◆ **Aim**: Determine how many lines of the entries contain "JSON". Reply with that number alone.
◆ ◆ ◆ ◆
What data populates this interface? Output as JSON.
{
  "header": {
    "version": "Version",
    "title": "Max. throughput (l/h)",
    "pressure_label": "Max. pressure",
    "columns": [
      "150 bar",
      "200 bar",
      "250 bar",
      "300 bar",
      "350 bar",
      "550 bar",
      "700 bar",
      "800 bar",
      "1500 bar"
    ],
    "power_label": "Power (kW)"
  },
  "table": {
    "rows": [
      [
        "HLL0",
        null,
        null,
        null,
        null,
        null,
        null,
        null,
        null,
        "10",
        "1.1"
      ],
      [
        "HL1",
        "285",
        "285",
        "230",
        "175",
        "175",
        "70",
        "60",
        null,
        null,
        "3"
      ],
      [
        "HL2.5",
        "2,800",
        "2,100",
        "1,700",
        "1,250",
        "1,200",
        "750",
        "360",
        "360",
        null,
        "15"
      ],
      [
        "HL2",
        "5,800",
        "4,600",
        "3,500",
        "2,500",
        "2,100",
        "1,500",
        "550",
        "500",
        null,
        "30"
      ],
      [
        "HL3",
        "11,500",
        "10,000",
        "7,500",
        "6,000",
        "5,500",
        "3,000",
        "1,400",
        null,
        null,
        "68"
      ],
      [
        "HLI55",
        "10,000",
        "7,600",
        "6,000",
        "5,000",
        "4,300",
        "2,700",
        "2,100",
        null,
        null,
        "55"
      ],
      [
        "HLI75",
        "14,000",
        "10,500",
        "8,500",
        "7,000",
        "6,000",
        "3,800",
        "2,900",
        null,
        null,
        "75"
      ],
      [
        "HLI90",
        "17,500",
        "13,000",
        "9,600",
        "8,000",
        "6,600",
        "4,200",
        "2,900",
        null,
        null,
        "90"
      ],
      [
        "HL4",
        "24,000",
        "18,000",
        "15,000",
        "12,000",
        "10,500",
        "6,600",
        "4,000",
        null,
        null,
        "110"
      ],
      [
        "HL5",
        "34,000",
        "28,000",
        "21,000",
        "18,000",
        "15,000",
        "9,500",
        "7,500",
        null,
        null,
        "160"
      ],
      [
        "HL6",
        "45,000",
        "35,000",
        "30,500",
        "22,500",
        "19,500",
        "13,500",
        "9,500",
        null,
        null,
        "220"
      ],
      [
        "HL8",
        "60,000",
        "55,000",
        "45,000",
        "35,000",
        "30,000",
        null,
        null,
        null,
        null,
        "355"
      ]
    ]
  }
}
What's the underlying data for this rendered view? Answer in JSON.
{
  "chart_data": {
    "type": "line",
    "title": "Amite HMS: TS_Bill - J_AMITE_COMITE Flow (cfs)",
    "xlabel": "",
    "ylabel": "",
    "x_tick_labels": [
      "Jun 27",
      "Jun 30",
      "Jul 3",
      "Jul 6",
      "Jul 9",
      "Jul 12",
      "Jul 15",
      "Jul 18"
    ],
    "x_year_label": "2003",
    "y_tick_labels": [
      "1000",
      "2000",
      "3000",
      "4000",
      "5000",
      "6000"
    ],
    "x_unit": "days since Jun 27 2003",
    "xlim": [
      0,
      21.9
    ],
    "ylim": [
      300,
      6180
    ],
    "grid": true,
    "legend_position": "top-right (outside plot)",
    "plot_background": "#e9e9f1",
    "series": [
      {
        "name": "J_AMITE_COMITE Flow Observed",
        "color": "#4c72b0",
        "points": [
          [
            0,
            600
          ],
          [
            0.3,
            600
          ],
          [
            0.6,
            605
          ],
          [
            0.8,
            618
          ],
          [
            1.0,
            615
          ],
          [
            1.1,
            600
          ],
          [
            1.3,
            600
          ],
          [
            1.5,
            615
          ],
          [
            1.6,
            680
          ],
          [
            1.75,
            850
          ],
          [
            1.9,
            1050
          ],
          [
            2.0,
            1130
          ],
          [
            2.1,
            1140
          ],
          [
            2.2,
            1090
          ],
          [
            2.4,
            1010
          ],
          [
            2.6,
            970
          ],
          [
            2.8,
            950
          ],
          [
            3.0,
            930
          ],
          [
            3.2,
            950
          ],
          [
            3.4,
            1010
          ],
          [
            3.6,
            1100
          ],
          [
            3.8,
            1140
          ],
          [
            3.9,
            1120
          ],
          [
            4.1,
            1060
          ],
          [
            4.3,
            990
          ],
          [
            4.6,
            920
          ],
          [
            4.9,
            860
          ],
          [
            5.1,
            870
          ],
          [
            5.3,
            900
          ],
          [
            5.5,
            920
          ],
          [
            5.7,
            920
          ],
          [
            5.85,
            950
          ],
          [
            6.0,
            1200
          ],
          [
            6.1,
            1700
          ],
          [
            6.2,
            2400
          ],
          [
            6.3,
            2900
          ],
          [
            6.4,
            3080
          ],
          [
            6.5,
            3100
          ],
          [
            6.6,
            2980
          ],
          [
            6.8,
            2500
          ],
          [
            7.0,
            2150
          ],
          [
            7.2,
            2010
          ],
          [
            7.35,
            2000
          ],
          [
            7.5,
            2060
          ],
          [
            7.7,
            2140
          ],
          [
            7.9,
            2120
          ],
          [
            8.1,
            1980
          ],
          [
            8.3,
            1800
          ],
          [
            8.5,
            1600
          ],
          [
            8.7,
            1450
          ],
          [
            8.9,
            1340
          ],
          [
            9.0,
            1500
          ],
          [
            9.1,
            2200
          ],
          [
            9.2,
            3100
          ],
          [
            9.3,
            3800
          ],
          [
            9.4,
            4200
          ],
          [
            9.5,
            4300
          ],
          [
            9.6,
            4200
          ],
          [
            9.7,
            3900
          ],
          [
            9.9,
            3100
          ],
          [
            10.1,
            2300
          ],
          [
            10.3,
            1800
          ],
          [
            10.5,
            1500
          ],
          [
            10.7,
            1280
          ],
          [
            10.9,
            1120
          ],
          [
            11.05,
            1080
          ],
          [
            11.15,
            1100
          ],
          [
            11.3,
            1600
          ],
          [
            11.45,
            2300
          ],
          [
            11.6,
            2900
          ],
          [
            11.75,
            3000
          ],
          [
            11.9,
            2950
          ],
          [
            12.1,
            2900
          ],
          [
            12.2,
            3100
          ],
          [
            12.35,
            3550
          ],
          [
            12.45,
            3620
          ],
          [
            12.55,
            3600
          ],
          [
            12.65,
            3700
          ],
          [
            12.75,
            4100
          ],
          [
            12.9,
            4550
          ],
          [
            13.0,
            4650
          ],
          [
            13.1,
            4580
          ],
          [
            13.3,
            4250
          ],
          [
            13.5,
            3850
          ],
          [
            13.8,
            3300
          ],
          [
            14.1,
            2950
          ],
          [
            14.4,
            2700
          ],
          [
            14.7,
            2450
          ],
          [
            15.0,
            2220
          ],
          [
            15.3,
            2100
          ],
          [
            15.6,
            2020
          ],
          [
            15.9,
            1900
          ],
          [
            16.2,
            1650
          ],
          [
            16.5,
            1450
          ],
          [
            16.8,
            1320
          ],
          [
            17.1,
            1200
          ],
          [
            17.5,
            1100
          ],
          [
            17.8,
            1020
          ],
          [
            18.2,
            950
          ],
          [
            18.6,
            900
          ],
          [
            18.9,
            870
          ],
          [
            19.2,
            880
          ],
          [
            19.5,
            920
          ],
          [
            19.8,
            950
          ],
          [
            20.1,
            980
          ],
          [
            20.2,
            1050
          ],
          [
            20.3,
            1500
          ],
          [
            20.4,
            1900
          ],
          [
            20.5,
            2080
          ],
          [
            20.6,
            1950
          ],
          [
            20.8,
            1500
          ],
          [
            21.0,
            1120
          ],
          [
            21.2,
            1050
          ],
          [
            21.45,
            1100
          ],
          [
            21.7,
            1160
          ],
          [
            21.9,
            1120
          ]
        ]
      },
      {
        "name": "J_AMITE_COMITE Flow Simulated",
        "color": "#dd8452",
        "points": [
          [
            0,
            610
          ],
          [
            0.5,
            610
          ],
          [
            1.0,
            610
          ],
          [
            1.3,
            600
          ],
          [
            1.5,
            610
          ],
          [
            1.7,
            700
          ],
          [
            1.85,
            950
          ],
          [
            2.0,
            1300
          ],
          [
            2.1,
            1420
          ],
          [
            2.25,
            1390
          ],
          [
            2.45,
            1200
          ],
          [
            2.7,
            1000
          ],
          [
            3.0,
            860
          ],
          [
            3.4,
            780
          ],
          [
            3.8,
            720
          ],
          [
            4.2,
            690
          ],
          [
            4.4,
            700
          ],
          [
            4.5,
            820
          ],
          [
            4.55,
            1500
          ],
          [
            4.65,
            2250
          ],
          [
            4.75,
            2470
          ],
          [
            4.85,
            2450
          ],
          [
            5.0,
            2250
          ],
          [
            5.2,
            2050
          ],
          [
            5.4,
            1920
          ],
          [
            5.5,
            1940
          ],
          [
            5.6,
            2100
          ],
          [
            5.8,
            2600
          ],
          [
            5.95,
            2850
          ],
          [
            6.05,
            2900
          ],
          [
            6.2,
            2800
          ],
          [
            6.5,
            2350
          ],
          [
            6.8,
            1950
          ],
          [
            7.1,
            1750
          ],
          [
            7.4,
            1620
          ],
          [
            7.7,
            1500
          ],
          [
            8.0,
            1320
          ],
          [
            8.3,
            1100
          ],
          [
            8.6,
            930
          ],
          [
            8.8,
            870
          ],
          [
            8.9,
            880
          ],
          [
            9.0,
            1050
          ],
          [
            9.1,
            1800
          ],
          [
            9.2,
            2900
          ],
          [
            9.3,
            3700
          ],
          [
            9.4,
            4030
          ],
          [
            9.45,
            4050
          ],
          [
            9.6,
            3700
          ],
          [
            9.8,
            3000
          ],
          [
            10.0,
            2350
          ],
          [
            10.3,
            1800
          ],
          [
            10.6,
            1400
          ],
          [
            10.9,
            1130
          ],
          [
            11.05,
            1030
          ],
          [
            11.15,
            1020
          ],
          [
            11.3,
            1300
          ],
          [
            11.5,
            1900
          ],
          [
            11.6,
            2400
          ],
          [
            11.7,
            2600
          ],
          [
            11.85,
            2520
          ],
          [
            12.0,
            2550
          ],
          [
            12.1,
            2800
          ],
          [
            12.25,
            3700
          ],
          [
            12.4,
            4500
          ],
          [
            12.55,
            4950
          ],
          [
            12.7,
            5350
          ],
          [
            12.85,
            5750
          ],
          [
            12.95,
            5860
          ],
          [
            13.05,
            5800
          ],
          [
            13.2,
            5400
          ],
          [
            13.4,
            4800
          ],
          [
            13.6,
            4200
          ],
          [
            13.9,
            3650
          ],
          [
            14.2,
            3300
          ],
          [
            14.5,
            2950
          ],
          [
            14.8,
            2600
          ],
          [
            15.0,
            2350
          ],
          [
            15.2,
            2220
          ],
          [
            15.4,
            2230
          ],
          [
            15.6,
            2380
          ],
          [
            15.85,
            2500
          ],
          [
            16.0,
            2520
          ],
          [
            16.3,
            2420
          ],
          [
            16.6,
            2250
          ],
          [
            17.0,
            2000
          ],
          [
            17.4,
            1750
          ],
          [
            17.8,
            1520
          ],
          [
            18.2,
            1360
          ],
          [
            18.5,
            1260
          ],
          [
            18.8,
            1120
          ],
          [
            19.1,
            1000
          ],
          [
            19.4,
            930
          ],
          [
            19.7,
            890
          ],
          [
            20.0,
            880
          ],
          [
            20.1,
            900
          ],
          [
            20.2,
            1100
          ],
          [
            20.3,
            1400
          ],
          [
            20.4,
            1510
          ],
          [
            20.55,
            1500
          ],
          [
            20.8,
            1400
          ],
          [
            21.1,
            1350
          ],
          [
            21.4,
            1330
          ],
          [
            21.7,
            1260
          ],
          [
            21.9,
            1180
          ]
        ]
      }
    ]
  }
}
◆ ◆ ◆ ◆
◆ **Written answer**: 2